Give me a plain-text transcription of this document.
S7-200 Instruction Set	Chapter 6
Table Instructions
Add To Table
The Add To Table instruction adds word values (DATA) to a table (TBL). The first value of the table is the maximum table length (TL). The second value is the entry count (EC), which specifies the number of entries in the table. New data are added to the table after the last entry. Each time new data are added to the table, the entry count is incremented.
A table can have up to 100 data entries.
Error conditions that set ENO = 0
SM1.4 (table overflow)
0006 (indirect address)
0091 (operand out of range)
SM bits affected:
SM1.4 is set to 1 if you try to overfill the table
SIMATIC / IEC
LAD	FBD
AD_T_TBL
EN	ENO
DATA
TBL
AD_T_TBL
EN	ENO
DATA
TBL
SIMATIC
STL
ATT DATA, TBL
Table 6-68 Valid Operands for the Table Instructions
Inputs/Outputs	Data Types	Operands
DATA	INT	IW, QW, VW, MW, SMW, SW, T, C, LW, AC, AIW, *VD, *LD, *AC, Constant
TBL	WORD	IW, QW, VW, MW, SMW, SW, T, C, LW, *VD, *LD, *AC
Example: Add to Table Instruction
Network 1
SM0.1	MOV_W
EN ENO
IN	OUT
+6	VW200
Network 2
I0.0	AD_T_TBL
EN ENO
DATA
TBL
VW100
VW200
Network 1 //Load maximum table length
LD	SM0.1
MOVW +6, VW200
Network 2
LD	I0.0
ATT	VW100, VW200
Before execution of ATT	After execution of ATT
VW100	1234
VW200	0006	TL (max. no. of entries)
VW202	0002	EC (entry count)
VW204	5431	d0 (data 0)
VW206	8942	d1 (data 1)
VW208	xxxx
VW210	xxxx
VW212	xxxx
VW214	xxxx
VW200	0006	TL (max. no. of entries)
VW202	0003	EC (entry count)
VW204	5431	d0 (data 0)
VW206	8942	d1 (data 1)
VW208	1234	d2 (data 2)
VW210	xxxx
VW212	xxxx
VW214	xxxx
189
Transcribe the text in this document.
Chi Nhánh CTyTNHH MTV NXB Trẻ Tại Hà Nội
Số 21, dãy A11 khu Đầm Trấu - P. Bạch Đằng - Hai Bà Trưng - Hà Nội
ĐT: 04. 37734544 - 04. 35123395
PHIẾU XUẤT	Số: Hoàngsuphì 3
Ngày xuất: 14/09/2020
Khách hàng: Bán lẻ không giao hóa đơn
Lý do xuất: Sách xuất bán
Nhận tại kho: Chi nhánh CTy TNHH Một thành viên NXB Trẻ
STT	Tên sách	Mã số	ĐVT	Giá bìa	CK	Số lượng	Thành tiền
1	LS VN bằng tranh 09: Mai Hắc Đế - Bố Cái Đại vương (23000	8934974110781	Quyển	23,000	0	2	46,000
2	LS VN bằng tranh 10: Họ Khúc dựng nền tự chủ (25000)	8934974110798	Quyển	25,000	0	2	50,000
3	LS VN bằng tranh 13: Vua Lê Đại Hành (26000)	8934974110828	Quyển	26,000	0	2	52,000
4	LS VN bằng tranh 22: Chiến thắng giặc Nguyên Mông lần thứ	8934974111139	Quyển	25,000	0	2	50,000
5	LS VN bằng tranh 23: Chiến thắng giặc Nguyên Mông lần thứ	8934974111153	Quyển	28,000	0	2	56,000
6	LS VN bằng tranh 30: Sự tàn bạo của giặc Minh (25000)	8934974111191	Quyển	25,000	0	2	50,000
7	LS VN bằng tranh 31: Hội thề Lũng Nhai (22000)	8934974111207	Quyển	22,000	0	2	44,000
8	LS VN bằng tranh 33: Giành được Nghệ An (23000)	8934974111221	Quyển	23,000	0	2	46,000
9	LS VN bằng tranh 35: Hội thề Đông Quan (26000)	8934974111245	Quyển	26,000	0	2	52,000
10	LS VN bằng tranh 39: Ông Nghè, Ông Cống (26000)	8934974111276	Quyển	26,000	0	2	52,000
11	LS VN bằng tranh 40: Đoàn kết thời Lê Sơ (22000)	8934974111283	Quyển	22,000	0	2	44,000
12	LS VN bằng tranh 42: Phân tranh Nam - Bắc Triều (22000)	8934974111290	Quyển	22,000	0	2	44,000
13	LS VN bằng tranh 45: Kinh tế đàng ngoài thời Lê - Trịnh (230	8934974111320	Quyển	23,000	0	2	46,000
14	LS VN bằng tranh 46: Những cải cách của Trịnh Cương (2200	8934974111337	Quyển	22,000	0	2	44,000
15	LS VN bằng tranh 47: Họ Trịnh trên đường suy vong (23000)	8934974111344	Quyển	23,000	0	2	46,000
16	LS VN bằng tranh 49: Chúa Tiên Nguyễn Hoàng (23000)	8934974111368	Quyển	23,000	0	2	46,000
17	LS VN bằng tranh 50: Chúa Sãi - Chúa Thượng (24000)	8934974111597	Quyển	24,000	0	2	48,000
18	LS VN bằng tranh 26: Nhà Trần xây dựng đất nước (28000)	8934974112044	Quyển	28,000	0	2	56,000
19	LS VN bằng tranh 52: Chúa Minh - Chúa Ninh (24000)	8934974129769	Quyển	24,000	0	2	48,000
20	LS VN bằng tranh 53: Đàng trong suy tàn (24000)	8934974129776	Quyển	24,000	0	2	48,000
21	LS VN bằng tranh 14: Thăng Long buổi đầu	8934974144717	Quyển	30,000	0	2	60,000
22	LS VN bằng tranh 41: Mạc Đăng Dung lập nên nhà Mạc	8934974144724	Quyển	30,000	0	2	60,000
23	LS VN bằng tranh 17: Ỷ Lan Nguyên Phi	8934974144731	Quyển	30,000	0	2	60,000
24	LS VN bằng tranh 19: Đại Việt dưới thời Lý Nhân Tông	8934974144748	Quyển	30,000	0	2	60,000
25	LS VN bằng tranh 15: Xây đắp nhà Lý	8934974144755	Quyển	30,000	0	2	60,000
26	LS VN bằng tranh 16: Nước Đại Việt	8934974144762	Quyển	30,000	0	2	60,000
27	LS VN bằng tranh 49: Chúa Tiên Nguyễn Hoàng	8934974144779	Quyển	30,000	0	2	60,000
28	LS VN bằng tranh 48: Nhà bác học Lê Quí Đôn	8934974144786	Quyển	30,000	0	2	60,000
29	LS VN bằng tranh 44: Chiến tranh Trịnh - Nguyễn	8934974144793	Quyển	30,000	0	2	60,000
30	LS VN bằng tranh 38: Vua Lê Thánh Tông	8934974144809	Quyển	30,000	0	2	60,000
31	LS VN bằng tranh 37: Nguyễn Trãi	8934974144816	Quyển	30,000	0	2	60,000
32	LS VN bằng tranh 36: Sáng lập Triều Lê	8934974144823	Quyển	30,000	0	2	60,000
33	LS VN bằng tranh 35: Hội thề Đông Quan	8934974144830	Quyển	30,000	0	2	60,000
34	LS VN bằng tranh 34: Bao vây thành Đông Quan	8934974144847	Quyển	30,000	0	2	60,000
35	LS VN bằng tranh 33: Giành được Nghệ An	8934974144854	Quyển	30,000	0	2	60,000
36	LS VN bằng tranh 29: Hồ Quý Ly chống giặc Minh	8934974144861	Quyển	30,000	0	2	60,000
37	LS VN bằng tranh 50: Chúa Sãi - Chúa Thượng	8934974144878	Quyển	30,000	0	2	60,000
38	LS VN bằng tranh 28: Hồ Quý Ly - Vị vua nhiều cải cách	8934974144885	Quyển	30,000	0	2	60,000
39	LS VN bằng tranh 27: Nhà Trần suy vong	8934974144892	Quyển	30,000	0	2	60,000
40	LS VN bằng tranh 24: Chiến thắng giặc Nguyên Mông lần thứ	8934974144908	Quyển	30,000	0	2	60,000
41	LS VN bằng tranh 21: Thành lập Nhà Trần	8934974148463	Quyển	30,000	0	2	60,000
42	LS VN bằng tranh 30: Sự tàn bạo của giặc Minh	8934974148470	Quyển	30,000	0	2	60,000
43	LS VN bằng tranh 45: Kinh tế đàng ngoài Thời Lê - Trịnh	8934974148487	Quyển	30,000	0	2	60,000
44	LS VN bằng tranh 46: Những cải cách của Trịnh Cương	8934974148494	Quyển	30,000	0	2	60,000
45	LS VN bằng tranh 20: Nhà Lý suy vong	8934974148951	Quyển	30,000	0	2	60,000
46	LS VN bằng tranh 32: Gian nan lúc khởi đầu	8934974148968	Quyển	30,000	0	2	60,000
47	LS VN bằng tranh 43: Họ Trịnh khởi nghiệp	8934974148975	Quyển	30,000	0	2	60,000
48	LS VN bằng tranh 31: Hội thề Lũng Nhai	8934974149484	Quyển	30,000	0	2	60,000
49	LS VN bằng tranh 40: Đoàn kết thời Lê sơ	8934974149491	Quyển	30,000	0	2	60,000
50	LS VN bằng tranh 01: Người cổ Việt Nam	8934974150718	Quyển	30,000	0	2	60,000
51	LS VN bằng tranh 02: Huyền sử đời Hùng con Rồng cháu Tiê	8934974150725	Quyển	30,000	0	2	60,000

+===+

_Task statement_
Tally the lines holding the string "khởi" and give only the count.

_Task output_
2